> **SET EXERCISE**
Copy out the entries below precisely; nothing is to be omitted.

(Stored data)
-.-.-
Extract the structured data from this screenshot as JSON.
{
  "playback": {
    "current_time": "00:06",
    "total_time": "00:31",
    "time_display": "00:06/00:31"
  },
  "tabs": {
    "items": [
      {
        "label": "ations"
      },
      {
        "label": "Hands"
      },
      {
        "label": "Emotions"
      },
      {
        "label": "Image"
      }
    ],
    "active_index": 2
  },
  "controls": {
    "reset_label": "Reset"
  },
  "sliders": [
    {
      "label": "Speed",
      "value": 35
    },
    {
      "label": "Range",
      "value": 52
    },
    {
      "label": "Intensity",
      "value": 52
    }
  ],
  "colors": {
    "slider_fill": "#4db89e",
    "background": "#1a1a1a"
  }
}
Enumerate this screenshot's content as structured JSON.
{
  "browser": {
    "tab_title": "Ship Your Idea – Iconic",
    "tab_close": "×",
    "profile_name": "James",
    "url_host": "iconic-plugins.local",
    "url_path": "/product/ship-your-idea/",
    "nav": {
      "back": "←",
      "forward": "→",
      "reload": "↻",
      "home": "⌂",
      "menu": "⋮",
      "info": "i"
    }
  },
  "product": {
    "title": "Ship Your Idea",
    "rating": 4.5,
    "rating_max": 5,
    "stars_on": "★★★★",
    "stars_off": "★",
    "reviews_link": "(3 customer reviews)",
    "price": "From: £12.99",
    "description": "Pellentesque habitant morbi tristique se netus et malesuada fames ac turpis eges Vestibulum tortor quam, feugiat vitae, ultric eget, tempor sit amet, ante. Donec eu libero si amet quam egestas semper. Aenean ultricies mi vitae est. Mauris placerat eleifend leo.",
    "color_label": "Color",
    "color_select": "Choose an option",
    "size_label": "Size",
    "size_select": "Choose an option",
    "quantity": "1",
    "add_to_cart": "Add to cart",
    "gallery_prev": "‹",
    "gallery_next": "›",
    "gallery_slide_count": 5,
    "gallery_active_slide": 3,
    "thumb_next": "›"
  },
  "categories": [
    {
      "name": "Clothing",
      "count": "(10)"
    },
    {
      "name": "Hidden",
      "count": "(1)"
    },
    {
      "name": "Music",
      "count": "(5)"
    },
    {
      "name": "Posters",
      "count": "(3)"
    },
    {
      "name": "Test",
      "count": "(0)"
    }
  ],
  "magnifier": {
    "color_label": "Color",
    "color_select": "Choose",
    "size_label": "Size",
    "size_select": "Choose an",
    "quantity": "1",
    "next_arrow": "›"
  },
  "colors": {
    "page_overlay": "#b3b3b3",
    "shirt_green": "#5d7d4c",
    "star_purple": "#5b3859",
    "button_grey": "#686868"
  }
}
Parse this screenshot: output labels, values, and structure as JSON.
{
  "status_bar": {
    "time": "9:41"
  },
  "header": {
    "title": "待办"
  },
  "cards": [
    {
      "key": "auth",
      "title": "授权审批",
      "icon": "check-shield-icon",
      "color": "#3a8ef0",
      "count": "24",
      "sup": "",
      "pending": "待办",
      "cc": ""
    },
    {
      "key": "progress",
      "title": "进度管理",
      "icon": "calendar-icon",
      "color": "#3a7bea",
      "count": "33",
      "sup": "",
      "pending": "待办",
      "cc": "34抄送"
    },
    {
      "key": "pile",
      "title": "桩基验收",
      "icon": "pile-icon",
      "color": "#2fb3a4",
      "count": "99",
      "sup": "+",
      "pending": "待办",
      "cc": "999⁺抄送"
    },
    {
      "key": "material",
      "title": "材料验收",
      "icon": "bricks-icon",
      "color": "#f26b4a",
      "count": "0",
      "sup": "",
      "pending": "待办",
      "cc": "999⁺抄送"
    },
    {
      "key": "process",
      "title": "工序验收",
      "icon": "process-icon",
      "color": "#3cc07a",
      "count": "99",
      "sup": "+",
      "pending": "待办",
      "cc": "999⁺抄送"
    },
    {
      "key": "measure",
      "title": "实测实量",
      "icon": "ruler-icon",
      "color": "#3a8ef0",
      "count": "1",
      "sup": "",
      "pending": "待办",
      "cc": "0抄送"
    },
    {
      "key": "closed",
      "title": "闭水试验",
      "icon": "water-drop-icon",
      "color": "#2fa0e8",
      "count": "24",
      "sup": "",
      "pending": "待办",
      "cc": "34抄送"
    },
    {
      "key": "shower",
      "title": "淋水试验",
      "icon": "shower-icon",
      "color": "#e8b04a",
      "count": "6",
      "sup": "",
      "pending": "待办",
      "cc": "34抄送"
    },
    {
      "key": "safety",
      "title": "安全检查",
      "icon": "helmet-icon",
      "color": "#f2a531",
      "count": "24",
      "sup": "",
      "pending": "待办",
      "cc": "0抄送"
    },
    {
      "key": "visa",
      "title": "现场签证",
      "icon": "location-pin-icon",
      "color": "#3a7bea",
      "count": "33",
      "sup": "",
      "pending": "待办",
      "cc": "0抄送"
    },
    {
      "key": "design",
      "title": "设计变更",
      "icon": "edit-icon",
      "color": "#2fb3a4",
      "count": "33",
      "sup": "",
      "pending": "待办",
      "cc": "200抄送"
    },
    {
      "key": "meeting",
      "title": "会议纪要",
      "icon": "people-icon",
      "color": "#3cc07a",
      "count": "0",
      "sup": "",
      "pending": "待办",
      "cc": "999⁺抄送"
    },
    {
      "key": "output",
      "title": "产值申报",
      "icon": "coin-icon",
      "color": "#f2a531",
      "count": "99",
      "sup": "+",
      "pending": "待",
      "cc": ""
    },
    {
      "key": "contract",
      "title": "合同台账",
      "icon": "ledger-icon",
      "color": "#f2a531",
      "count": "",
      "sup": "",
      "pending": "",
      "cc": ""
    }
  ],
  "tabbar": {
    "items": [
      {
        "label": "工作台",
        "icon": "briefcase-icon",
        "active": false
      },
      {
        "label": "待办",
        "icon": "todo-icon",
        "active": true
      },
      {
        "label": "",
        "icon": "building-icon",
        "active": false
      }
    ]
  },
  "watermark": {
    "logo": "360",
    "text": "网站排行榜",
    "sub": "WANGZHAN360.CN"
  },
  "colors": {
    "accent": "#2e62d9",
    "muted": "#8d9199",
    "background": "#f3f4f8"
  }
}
-.-.-
> **COMPLETED TASK**
Extract the structured data from this screenshot as JSON.
{
  "playback": {
    "current_time": "00:06",
    "total_time": "00:31",
    "time_display": "00:06/00:31"
  },
  "tabs": {
    "items": [
      {
        "label": "ations"
      },
      {
        "label": "Hands"
      },
      {
        "label": "Emotions"
      },
      {
        "label": "Image"
      }
    ],
    "active_index": 2
  },
  "controls": {
    "reset_label": "Reset"
  },
  "sliders": [
    {
      "label": "Speed",
      "value": 35
    },
    {
      "label": "Range",
      "value": 52
    },
    {
      "label": "Intensity",
      "value": 52
    }
  ],
  "colors": {
    "slider_fill": "#4db89e",
    "background": "#1a1a1a"
  }
}
Enumerate this screenshot's content as structured JSON.
{
  "browser": {
    "tab_title": "Ship Your Idea – Iconic",
    "tab_close": "×",
    "profile_name": "James",
    "url_host": "iconic-plugins.local",
    "url_path": "/product/ship-your-idea/",
    "nav": {
      "back": "←",
      "forward": "→",
      "reload": "↻",
      "home": "⌂",
      "menu": "⋮",
      "info": "i"
    }
  },
  "product": {
    "title": "Ship Your Idea",
    "rating": 4.5,
    "rating_max": 5,
    "stars_on": "★★★★",
    "stars_off": "★",
    "reviews_link": "(3 customer reviews)",
    "price": "From: £12.99",
    "description": "Pellentesque habitant morbi tristique se netus et malesuada fames ac turpis eges Vestibulum tortor quam, feugiat vitae, ultric eget, tempor sit amet, ante. Donec eu libero si amet quam egestas semper. Aenean ultricies mi vitae est. Mauris placerat eleifend leo.",
    "color_label": "Color",
    "color_select": "Choose an option",
    "size_label": "Size",
    "size_select": "Choose an option",
    "quantity": "1",
    "add_to_cart": "Add to cart",
    "gallery_prev": "‹",
    "gallery_next": "›",
    "gallery_slide_count": 5,
    "gallery_active_slide": 3,
    "thumb_next": "›"
  },
  "categories": [
    {
      "name": "Clothing",
      "count": "(10)"
    },
    {
      "name": "Hidden",
      "count": "(1)"
    },
    {
      "name": "Music",
      "count": "(5)"
    },
    {
      "name": "Posters",
      "count": "(3)"
    },
    {
      "name": "Test",
      "count": "(0)"
    }
  ],
  "magnifier": {
    "color_label": "Color",
    "color_select": "Choose",
    "size_label": "Size",
    "size_select": "Choose an",
    "quantity": "1",
    "next_arrow": "›"
  },
  "colors": {
    "page_overlay": "#b3b3b3",
    "shirt_green": "#5d7d4c",
    "star_purple": "#5b3859",
    "button_grey": "#686868"
  }
}
Parse this screenshot: output labels, values, and structure as JSON.
{
  "status_bar": {
    "time": "9:41"
  },
  "header": {
    "title": "待办"
  },
  "cards": [
    {
      "key": "auth",
      "title": "授权审批",
      "icon": "check-shield-icon",
      "color": "#3a8ef0",
      "count": "24",
      "sup": "",
      "pending": "待办",
      "cc": ""
    },
    {
      "key": "progress",
      "title": "进度管理",
      "icon": "calendar-icon",
      "color": "#3a7bea",
      "count": "33",
      "sup": "",
      "pending": "待办",
      "cc": "34抄送"
    },
    {
      "key": "pile",
      "title": "桩基验收",
      "icon": "pile-icon",
      "color": "#2fb3a4",
      "count": "99",
      "sup": "+",
      "pending": "待办",
      "cc": "999⁺抄送"
    },
    {
      "key": "material",
      "title": "材料验收",
      "icon": "bricks-icon",
      "color": "#f26b4a",
      "count": "0",
      "sup": "",
      "pending": "待办",
      "cc": "999⁺抄送"
    },
    {
      "key": "process",
      "title": "工序验收",
      "icon": "process-icon",
      "color": "#3cc07a",
      "count": "99",
      "sup": "+",
      "pending": "待办",
      "cc": "999⁺抄送"
    },
    {
      "key": "measure",
      "title": "实测实量",
      "icon": "ruler-icon",
      "color": "#3a8ef0",
      "count": "1",
      "sup": "",
      "pending": "待办",
      "cc": "0抄送"
    },
    {
      "key": "closed",
      "title": "闭水试验",
      "icon": "water-drop-icon",
      "color": "#2fa0e8",
      "count": "24",
      "sup": "",
      "pending": "待办",
      "cc": "34抄送"
    },
    {
      "key": "shower",
      "title": "淋水试验",
      "icon": "shower-icon",
      "color": "#e8b04a",
      "count": "6",
      "sup": "",
      "pending": "待办",
      "cc": "34抄送"
    },
    {
      "key": "safety",
      "title": "安全检查",
      "icon": "helmet-icon",
      "color": "#f2a531",
      "count": "24",
      "sup": "",
      "pending": "待办",
      "cc": "0抄送"
    },
    {
      "key": "visa",
      "title": "现场签证",
      "icon": "location-pin-icon",
      "color": "#3a7bea",
      "count": "33",
      "sup": "",
      "pending": "待办",
      "cc": "0抄送"
    },
    {
      "key": "design",
      "title": "设计变更",
      "icon": "edit-icon",
      "color": "#2fb3a4",
      "count": "33",
      "sup": "",
      "pending": "待办",
      "cc": "200抄送"
    },
    {
      "key": "meeting",
      "title": "会议纪要",
      "icon": "people-icon",
      "color": "#3cc07a",
      "count": "0",
      "sup": "",
      "pending": "待办",
      "cc": "999⁺抄送"
    },
    {
      "key": "output",
      "title": "产值申报",
      "icon": "coin-icon",
      "color": "#f2a531",
      "count": "99",
      "sup": "+",
      "pending": "待",
      "cc": ""
    },
    {
      "key": "contract",
      "title": "合同台账",
      "icon": "ledger-icon",
      "color": "#f2a531",
      "count": "",
      "sup": "",
      "pending": "",
      "cc": ""
    }
  ],
  "tabbar": {
    "items": [
      {
        "label": "工作台",
        "icon": "briefcase-icon",
        "active": false
      },
      {
        "label": "待办",
        "icon": "todo-icon",
        "active": true
      },
      {
        "label": "",
        "icon": "building-icon",
        "active": false
      }
    ]
  },
  "watermark": {
    "logo": "360",
    "text": "网站排行榜",
    "sub": "WANGZHAN360.CN"
  },
  "colors": {
    "accent": "#2e62d9",
    "muted": "#8d9199",
    "background": "#f3f4f8"
  }
}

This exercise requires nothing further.